■ WHAT YOU NEED TO DO
Collect all lines below with the string "values".

■ DATA SUPPLIED
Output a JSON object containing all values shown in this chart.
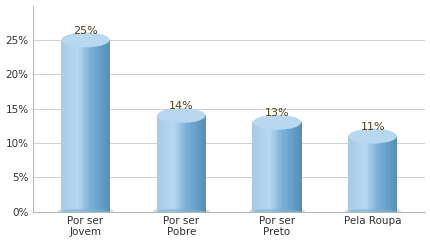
{
  "categories": [
    "Por ser\nJovem",
    "Por ser\nPobre",
    "Por ser\nPreto",
    "Pela Roupa"
  ],
  "values": [
    25,
    14,
    13,
    11
  ],
  "labels": [
    "25%",
    "14%",
    "13%",
    "11%"
  ],
  "bar_color_main": "#7ab2d8",
  "bar_color_light": "#a8cce8",
  "bar_color_dark": "#5590b8",
  "bar_top_color": "#b8d8f0",
  "bar_shadow_color": "#c0c8d0",
  "ylim": [
    0,
    30
  ],
  "yticks": [
    0,
    5,
    10,
    15,
    20,
    25
  ],
  "ytick_labels": [
    "0%",
    "5%",
    "10%",
    "15%",
    "20%",
    "25%"
  ],
  "background_color": "#ffffff",
  "grid_color": "#c8c8c8",
  "label_fontsize": 8,
  "tick_fontsize": 7.5,
  "bar_width": 0.5,
  "bar_gap": 0.3
}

■ EXERCISE OUTPUT
Output a JSON object containing all values shown in this chart.
  "values": [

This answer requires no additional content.